*WHAT YOU WILL DO*
Which lines have the string "this"? Copy all of them from the entries below.
------ TASK INPUTS
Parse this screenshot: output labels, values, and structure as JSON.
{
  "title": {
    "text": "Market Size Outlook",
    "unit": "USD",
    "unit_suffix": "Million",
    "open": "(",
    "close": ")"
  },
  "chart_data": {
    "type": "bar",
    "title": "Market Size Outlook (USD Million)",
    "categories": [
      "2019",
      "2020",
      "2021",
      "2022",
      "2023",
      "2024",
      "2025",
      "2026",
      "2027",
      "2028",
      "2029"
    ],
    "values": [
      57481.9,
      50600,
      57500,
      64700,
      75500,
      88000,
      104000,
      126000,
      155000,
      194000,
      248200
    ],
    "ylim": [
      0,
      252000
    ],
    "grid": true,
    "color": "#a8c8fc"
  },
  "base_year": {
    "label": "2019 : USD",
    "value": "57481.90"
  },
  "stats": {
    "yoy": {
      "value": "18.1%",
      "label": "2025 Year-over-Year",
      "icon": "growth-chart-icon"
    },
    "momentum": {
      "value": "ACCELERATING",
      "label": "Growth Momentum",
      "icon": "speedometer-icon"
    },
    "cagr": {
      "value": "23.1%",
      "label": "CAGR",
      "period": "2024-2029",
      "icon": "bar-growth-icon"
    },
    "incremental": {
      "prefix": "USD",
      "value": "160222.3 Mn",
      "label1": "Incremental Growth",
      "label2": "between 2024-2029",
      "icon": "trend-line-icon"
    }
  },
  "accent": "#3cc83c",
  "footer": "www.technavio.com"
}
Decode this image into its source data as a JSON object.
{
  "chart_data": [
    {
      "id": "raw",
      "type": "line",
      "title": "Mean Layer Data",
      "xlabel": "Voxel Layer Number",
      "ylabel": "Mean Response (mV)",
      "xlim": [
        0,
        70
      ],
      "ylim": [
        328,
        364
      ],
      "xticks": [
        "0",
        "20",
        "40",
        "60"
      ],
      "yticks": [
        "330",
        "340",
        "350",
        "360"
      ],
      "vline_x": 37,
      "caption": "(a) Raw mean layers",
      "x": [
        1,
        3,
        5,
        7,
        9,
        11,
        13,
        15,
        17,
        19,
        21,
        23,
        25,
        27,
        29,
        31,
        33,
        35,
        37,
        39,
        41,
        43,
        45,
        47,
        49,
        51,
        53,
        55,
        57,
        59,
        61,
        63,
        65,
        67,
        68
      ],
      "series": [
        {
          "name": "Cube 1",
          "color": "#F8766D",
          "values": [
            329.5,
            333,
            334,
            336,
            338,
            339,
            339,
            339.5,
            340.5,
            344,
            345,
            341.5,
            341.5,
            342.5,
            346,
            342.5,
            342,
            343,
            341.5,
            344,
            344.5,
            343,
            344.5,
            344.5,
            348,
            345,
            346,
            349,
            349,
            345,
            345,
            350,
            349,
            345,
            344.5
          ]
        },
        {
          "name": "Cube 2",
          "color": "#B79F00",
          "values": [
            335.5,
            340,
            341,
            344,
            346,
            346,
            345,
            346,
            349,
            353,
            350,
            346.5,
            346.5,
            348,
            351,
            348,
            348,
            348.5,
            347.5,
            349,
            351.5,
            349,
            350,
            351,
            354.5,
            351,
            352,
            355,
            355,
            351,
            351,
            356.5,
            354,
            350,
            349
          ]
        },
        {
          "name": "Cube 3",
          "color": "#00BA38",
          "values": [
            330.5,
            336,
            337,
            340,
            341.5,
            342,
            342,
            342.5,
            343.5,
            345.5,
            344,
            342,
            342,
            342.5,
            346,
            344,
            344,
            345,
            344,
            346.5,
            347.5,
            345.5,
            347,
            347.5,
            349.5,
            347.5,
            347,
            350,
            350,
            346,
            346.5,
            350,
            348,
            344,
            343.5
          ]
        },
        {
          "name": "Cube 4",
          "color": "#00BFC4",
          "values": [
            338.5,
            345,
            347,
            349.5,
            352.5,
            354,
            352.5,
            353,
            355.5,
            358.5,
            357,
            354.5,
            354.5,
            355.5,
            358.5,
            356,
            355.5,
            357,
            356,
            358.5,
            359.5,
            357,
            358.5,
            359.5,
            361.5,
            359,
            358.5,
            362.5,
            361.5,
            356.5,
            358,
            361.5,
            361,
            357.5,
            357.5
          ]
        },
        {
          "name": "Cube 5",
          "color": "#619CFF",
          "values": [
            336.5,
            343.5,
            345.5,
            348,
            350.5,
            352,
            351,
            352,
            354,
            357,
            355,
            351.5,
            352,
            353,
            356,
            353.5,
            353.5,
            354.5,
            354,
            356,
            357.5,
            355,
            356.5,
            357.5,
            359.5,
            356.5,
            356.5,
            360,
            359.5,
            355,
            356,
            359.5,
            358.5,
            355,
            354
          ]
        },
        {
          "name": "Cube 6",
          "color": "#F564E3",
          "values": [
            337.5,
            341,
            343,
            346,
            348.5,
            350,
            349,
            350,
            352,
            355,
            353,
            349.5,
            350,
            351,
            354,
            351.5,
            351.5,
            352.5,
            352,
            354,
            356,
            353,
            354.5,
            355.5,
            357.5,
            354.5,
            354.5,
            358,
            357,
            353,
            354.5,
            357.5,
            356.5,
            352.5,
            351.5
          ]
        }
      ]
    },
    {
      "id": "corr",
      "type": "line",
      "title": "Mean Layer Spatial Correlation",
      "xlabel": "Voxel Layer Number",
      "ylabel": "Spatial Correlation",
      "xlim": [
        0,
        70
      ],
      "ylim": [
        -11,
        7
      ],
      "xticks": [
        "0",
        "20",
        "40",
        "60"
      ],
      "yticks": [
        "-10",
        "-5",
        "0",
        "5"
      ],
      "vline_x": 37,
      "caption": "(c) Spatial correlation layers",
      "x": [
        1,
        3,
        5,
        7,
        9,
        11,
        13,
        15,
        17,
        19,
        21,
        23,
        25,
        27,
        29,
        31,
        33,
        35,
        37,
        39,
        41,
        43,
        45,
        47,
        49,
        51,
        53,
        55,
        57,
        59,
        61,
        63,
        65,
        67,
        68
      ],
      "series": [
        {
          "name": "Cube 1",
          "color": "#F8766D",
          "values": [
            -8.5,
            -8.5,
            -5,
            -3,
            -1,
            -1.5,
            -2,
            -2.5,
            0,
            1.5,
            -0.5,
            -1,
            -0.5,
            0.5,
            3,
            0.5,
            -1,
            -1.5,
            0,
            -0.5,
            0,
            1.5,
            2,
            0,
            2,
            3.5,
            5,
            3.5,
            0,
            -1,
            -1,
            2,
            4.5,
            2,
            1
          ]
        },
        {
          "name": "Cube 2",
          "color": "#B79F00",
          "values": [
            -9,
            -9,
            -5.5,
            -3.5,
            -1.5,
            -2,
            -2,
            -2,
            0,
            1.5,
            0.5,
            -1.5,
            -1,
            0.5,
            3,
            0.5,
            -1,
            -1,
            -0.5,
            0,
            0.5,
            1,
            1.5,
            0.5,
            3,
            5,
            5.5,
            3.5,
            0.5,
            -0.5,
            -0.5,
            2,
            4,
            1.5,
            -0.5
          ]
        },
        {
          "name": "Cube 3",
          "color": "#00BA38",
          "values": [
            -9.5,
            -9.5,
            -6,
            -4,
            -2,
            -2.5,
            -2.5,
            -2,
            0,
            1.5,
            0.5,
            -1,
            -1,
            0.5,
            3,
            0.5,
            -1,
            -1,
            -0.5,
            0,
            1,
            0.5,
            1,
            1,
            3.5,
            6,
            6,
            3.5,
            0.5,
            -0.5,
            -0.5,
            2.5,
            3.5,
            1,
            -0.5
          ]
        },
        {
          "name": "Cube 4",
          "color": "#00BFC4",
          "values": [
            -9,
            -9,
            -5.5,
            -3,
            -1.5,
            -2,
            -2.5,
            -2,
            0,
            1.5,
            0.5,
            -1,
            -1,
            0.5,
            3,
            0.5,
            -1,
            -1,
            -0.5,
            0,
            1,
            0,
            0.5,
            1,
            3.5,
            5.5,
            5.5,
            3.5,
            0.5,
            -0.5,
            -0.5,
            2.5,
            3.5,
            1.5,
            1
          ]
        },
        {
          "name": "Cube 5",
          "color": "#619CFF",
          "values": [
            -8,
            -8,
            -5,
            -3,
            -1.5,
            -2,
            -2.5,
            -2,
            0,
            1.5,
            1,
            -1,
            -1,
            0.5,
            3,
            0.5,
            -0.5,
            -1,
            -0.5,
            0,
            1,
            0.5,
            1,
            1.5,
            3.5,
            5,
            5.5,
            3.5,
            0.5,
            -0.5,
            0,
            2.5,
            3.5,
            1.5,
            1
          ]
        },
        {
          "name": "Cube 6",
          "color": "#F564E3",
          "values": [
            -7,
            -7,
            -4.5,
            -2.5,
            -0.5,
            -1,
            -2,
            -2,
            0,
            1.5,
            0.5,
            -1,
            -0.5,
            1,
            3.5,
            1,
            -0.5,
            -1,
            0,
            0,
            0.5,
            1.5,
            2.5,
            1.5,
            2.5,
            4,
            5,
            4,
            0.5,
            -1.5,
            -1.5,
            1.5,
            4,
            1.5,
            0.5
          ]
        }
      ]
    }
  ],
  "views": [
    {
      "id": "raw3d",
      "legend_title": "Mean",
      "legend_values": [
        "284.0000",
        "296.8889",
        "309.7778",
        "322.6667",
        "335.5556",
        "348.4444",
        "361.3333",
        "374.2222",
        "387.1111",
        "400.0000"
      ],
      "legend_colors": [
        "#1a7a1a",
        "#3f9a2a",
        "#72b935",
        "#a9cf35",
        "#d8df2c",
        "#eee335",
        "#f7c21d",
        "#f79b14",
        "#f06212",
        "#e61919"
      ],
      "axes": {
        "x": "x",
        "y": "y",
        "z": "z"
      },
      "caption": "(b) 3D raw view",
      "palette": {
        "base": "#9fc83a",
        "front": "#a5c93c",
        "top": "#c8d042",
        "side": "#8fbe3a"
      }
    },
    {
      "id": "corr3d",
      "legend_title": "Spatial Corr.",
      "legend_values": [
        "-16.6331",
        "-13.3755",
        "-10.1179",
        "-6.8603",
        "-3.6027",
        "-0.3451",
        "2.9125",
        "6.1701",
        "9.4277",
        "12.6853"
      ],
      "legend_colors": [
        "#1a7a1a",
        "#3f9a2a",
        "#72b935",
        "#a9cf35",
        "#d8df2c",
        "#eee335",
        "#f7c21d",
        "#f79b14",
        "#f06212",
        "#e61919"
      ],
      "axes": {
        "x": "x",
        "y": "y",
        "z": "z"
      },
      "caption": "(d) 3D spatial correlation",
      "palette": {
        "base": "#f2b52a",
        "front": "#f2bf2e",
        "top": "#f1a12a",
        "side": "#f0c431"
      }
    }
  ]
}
------------
*EXERCISE OUTPUT*
Parse this screenshot: output labels, values, and structure as JSON.
Decode this image into its source data as a JSON object.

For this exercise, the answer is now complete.